───── Records to process

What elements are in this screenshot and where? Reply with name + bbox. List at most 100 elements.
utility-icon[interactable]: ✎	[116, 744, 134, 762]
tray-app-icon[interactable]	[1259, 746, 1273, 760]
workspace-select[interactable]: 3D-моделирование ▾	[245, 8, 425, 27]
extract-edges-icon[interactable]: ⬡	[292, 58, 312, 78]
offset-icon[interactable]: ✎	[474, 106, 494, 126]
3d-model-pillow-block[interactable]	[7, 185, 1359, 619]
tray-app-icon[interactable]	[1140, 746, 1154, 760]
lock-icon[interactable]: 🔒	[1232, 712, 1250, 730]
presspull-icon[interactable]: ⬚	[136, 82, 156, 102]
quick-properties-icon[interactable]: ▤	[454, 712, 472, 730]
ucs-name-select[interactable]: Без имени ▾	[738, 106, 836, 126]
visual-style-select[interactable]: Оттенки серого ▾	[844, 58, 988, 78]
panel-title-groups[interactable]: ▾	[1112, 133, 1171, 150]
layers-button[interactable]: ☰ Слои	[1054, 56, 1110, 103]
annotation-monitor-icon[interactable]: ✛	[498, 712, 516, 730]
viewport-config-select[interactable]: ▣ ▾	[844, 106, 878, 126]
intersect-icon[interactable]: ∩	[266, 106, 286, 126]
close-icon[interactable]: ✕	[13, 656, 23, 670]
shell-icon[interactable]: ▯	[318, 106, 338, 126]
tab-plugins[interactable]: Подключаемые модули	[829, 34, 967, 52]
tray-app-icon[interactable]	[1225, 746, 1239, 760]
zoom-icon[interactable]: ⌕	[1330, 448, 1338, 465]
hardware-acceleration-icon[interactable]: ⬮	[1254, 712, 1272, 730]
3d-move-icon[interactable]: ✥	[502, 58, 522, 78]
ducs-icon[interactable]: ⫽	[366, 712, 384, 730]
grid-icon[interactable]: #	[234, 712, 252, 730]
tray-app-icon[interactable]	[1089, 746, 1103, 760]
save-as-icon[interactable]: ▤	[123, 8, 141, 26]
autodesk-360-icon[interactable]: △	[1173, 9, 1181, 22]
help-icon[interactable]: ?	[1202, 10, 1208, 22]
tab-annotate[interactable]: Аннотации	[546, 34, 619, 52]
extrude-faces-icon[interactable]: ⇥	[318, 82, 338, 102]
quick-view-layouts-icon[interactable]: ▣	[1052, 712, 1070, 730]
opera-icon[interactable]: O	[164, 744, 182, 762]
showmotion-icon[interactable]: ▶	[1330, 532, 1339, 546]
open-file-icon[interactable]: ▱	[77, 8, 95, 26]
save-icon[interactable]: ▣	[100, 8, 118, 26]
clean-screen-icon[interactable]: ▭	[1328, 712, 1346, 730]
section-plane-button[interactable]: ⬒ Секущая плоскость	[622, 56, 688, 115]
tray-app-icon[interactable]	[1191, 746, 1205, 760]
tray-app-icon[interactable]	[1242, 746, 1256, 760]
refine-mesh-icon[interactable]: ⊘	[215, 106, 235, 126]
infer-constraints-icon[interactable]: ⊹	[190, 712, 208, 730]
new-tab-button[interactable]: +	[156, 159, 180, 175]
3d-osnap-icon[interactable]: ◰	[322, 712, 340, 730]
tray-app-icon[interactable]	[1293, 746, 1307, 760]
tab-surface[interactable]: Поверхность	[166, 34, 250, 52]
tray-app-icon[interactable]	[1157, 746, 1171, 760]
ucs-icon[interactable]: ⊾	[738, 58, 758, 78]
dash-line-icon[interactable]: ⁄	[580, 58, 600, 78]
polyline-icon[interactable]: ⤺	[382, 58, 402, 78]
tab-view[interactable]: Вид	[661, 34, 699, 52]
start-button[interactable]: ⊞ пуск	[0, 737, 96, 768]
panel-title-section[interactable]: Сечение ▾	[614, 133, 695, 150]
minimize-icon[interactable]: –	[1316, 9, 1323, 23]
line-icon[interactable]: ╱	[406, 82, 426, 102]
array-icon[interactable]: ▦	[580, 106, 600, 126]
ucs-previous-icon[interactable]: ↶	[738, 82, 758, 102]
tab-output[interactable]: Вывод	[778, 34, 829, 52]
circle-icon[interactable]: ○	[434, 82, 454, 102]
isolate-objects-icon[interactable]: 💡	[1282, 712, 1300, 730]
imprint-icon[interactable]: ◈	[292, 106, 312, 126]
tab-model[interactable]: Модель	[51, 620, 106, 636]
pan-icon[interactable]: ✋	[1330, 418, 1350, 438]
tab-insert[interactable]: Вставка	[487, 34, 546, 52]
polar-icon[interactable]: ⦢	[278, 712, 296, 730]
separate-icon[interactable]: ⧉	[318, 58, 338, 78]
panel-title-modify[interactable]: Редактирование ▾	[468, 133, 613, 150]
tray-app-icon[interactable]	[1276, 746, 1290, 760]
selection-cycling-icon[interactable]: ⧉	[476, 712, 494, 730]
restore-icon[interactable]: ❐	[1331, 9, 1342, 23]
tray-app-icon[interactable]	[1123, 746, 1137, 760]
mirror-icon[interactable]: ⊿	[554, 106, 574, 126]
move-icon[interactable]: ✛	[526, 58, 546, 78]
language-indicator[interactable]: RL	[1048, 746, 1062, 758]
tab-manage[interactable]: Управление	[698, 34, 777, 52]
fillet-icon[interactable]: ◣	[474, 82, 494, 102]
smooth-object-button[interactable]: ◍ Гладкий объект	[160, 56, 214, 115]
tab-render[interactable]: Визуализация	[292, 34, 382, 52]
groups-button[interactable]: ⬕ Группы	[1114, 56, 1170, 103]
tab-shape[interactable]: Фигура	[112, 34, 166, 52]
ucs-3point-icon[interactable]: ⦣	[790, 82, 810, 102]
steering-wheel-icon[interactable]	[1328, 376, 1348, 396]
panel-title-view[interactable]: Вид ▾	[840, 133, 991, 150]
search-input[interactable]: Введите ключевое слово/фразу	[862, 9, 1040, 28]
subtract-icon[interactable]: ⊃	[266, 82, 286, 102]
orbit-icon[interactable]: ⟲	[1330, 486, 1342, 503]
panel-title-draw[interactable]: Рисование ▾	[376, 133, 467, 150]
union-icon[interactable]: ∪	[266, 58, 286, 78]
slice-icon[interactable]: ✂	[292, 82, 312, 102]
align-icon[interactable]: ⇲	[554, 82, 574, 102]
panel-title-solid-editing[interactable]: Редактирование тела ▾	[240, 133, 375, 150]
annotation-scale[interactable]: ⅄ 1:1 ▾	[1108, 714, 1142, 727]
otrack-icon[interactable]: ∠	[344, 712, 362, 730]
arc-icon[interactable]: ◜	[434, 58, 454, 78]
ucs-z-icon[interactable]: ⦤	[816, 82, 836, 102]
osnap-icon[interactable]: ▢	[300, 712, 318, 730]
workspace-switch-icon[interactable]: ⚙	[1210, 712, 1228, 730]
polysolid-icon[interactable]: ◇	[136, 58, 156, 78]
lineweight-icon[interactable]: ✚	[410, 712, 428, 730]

──────────

Swap each "tray-app-icon" in the lines above for "taskbar-app-icon", and reproduce all those lines with nothing else changed.

What elements are in this screenshot and where? Reply with name + bbox. List at most 100 elements.
utility-icon[interactable]: ✎	[116, 744, 134, 762]
taskbar-app-icon[interactable]	[1259, 746, 1273, 760]
workspace-select[interactable]: 3D-моделирование ▾	[245, 8, 425, 27]
extract-edges-icon[interactable]: ⬡	[292, 58, 312, 78]
offset-icon[interactable]: ✎	[474, 106, 494, 126]
3d-model-pillow-block[interactable]	[7, 185, 1359, 619]
taskbar-app-icon[interactable]	[1140, 746, 1154, 760]
lock-icon[interactable]: 🔒	[1232, 712, 1250, 730]
presspull-icon[interactable]: ⬚	[136, 82, 156, 102]
quick-properties-icon[interactable]: ▤	[454, 712, 472, 730]
ucs-name-select[interactable]: Без имени ▾	[738, 106, 836, 126]
visual-style-select[interactable]: Оттенки серого ▾	[844, 58, 988, 78]
panel-title-groups[interactable]: ▾	[1112, 133, 1171, 150]
layers-button[interactable]: ☰ Слои	[1054, 56, 1110, 103]
annotation-monitor-icon[interactable]: ✛	[498, 712, 516, 730]
viewport-config-select[interactable]: ▣ ▾	[844, 106, 878, 126]
intersect-icon[interactable]: ∩	[266, 106, 286, 126]
close-icon[interactable]: ✕	[13, 656, 23, 670]
shell-icon[interactable]: ▯	[318, 106, 338, 126]
tab-plugins[interactable]: Подключаемые модули	[829, 34, 967, 52]
taskbar-app-icon[interactable]	[1225, 746, 1239, 760]
zoom-icon[interactable]: ⌕	[1330, 448, 1338, 465]
hardware-acceleration-icon[interactable]: ⬮	[1254, 712, 1272, 730]
3d-move-icon[interactable]: ✥	[502, 58, 522, 78]
ducs-icon[interactable]: ⫽	[366, 712, 384, 730]
grid-icon[interactable]: #	[234, 712, 252, 730]
taskbar-app-icon[interactable]	[1089, 746, 1103, 760]
save-as-icon[interactable]: ▤	[123, 8, 141, 26]
autodesk-360-icon[interactable]: △	[1173, 9, 1181, 22]
help-icon[interactable]: ?	[1202, 10, 1208, 22]
tab-annotate[interactable]: Аннотации	[546, 34, 619, 52]
extrude-faces-icon[interactable]: ⇥	[318, 82, 338, 102]
quick-view-layouts-icon[interactable]: ▣	[1052, 712, 1070, 730]
opera-icon[interactable]: O	[164, 744, 182, 762]
showmotion-icon[interactable]: ▶	[1330, 532, 1339, 546]
open-file-icon[interactable]: ▱	[77, 8, 95, 26]
save-icon[interactable]: ▣	[100, 8, 118, 26]
clean-screen-icon[interactable]: ▭	[1328, 712, 1346, 730]
section-plane-button[interactable]: ⬒ Секущая плоскость	[622, 56, 688, 115]
taskbar-app-icon[interactable]	[1191, 746, 1205, 760]
taskbar-app-icon[interactable]	[1242, 746, 1256, 760]
refine-mesh-icon[interactable]: ⊘	[215, 106, 235, 126]
infer-constraints-icon[interactable]: ⊹	[190, 712, 208, 730]
new-tab-button[interactable]: +	[156, 159, 180, 175]
3d-osnap-icon[interactable]: ◰	[322, 712, 340, 730]
taskbar-app-icon[interactable]	[1293, 746, 1307, 760]
tab-surface[interactable]: Поверхность	[166, 34, 250, 52]
taskbar-app-icon[interactable]	[1157, 746, 1171, 760]
ucs-icon[interactable]: ⊾	[738, 58, 758, 78]
dash-line-icon[interactable]: ⁄	[580, 58, 600, 78]
polyline-icon[interactable]: ⤺	[382, 58, 402, 78]
tab-view[interactable]: Вид	[661, 34, 699, 52]
start-button[interactable]: ⊞ пуск	[0, 737, 96, 768]
panel-title-section[interactable]: Сечение ▾	[614, 133, 695, 150]
minimize-icon[interactable]: –	[1316, 9, 1323, 23]
line-icon[interactable]: ╱	[406, 82, 426, 102]
array-icon[interactable]: ▦	[580, 106, 600, 126]
ucs-previous-icon[interactable]: ↶	[738, 82, 758, 102]
tab-output[interactable]: Вывод	[778, 34, 829, 52]
circle-icon[interactable]: ○	[434, 82, 454, 102]
isolate-objects-icon[interactable]: 💡	[1282, 712, 1300, 730]
imprint-icon[interactable]: ◈	[292, 106, 312, 126]
tab-model[interactable]: Модель	[51, 620, 106, 636]
pan-icon[interactable]: ✋	[1330, 418, 1350, 438]
tab-insert[interactable]: Вставка	[487, 34, 546, 52]
polar-icon[interactable]: ⦢	[278, 712, 296, 730]
separate-icon[interactable]: ⧉	[318, 58, 338, 78]
panel-title-modify[interactable]: Редактирование ▾	[468, 133, 613, 150]
taskbar-app-icon[interactable]	[1276, 746, 1290, 760]
selection-cycling-icon[interactable]: ⧉	[476, 712, 494, 730]
restore-icon[interactable]: ❐	[1331, 9, 1342, 23]
taskbar-app-icon[interactable]	[1123, 746, 1137, 760]
mirror-icon[interactable]: ⊿	[554, 106, 574, 126]
move-icon[interactable]: ✛	[526, 58, 546, 78]
language-indicator[interactable]: RL	[1048, 746, 1062, 758]
tab-manage[interactable]: Управление	[698, 34, 777, 52]
fillet-icon[interactable]: ◣	[474, 82, 494, 102]
smooth-object-button[interactable]: ◍ Гладкий объект	[160, 56, 214, 115]
tab-render[interactable]: Визуализация	[292, 34, 382, 52]
groups-button[interactable]: ⬕ Группы	[1114, 56, 1170, 103]
tab-shape[interactable]: Фигура	[112, 34, 166, 52]
ucs-3point-icon[interactable]: ⦣	[790, 82, 810, 102]
steering-wheel-icon[interactable]	[1328, 376, 1348, 396]
panel-title-view[interactable]: Вид ▾	[840, 133, 991, 150]
search-input[interactable]: Введите ключевое слово/фразу	[862, 9, 1040, 28]
subtract-icon[interactable]: ⊃	[266, 82, 286, 102]
orbit-icon[interactable]: ⟲	[1330, 486, 1342, 503]
panel-title-draw[interactable]: Рисование ▾	[376, 133, 467, 150]
union-icon[interactable]: ∪	[266, 58, 286, 78]
slice-icon[interactable]: ✂	[292, 82, 312, 102]
align-icon[interactable]: ⇲	[554, 82, 574, 102]
panel-title-solid-editing[interactable]: Редактирование тела ▾	[240, 133, 375, 150]
annotation-scale[interactable]: ⅄ 1:1 ▾	[1108, 714, 1142, 727]
otrack-icon[interactable]: ∠	[344, 712, 362, 730]
arc-icon[interactable]: ◜	[434, 58, 454, 78]
ucs-z-icon[interactable]: ⦤	[816, 82, 836, 102]
osnap-icon[interactable]: ▢	[300, 712, 318, 730]
workspace-switch-icon[interactable]: ⚙	[1210, 712, 1228, 730]
polysolid-icon[interactable]: ◇	[136, 58, 156, 78]
lineweight-icon[interactable]: ✚	[410, 712, 428, 730]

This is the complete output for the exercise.